STATED TASK: Find the string "JSON" in the data, then copy every line where it is found.

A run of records
────
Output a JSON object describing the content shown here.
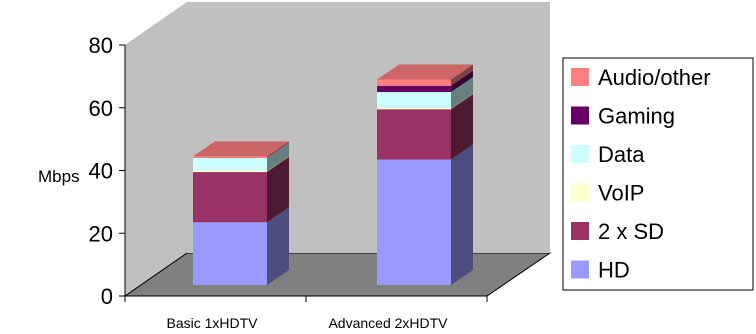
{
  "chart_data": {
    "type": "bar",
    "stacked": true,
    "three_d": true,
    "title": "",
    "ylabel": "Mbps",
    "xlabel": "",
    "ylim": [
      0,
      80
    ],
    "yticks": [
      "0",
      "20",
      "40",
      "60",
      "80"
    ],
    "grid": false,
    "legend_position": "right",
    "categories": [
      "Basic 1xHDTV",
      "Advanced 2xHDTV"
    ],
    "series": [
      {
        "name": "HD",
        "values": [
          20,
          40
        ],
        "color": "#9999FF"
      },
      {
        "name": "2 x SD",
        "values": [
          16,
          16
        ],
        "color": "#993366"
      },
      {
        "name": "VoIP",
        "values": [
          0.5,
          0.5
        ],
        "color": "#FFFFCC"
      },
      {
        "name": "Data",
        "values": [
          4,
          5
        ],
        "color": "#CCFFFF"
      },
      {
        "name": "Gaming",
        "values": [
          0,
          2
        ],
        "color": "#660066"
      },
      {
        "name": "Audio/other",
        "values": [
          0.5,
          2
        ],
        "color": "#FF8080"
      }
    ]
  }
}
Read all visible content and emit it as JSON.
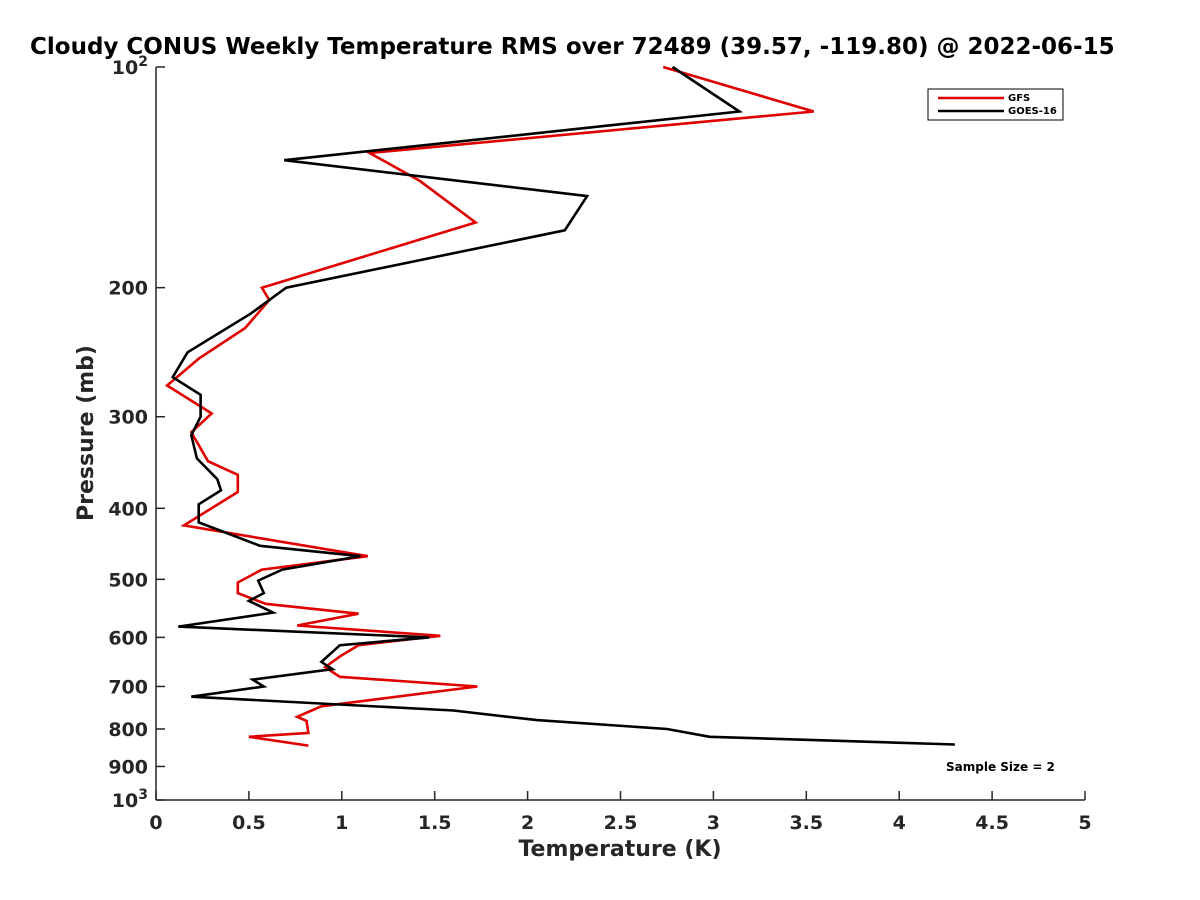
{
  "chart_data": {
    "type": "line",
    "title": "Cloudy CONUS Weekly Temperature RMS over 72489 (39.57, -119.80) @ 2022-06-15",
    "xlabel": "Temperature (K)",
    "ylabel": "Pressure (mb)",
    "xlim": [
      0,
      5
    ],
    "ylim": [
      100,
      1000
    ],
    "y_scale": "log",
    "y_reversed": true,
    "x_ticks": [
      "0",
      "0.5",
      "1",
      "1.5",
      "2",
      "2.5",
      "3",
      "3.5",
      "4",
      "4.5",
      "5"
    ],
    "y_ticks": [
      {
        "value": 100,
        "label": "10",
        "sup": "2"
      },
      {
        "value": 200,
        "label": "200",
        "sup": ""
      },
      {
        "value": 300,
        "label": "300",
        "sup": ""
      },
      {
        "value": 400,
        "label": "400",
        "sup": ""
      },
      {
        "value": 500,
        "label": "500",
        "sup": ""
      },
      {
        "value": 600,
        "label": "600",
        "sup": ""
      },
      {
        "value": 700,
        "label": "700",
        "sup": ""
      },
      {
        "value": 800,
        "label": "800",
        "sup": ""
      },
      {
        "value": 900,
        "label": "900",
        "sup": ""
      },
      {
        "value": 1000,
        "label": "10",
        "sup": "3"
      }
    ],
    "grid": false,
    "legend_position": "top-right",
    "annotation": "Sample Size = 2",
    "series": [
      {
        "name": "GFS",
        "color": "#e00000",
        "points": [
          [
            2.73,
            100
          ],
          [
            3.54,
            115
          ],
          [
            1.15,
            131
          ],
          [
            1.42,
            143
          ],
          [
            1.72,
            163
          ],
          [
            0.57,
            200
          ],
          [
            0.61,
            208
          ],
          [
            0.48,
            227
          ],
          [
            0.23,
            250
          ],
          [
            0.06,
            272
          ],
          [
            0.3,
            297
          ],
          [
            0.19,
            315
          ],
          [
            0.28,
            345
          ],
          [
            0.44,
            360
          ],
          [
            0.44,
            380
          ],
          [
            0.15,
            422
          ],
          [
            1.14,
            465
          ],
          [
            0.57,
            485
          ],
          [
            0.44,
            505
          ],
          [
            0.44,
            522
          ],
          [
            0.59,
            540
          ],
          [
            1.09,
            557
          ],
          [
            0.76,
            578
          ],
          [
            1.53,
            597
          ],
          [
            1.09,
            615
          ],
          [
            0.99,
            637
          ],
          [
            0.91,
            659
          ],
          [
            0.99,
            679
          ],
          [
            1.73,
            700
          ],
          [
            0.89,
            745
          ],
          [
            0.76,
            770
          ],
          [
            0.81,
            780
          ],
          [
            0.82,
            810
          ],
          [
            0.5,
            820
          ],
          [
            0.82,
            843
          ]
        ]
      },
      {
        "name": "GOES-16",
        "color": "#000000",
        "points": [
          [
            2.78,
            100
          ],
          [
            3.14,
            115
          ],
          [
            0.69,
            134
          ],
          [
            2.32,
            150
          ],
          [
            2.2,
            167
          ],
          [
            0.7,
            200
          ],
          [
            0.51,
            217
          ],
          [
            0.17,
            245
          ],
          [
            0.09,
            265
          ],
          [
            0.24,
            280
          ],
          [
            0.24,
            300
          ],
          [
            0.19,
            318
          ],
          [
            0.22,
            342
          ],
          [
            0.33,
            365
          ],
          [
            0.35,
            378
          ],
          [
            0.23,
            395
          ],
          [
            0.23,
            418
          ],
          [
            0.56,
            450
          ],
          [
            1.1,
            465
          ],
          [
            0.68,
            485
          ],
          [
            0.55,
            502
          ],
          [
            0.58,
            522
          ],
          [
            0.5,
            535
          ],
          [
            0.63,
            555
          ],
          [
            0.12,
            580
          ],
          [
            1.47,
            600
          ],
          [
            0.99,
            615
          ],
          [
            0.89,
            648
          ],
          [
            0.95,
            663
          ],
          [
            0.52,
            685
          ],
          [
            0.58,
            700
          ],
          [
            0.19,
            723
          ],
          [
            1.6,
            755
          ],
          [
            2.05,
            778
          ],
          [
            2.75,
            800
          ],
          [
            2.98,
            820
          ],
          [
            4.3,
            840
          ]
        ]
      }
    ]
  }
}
────
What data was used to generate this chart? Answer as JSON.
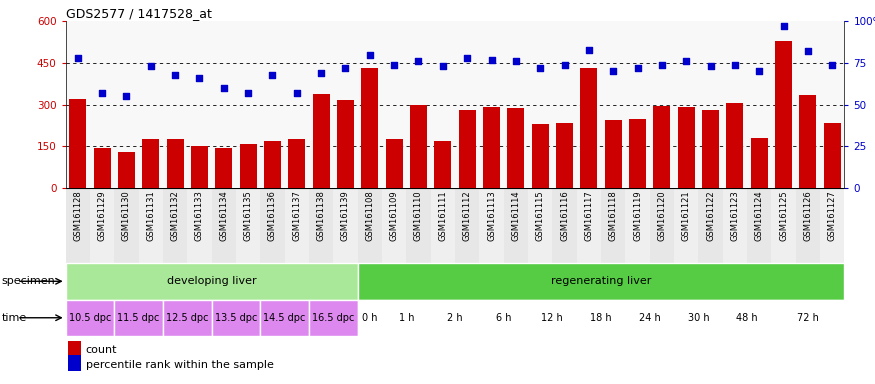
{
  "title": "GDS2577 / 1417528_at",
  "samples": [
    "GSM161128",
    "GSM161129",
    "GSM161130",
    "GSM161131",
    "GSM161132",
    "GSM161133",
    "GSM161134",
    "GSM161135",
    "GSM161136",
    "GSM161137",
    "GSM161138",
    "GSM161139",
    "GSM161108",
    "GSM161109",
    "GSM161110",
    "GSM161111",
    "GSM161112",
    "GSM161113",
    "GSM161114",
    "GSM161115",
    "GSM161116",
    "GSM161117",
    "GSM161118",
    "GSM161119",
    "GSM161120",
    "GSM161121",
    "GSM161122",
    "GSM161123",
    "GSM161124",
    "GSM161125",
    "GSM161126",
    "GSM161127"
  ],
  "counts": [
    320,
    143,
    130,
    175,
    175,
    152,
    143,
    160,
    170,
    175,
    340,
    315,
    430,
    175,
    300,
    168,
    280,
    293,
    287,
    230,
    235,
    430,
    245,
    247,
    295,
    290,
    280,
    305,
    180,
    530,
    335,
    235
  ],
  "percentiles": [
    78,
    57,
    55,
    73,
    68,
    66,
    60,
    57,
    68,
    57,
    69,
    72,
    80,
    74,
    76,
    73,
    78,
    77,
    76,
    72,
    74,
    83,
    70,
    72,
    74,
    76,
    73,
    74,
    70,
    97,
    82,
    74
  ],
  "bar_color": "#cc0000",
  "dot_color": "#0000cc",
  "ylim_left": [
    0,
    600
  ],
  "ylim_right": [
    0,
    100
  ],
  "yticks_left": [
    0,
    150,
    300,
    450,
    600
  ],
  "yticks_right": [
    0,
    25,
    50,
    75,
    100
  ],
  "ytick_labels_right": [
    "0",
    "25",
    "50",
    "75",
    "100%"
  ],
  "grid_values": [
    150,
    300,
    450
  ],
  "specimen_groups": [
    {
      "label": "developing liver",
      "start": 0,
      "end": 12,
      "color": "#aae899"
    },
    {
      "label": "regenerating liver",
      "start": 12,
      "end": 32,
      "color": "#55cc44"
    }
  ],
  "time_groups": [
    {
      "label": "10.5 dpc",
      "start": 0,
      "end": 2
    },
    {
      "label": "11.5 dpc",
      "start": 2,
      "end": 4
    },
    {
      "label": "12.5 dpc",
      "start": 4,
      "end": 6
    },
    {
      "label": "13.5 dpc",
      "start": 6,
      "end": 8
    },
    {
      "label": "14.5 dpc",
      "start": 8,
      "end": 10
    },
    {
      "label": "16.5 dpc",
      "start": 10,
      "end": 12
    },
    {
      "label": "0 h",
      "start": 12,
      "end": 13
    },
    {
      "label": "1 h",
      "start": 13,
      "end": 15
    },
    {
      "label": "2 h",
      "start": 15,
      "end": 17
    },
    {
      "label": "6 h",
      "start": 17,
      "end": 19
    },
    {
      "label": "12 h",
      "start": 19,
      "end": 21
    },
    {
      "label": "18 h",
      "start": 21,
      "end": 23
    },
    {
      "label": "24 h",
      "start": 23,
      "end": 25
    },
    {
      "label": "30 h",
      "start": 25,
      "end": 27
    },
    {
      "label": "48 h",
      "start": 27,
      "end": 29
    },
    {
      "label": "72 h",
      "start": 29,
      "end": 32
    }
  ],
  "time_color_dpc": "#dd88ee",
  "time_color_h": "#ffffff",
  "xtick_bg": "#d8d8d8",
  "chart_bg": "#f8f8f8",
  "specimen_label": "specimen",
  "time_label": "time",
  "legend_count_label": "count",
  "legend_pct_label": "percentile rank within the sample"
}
────
TASK SOLUTION:
Output a JSON object describing the content shown here.
Read all visible content and emit it as JSON.
What data was used to generate this chart? Answer as JSON.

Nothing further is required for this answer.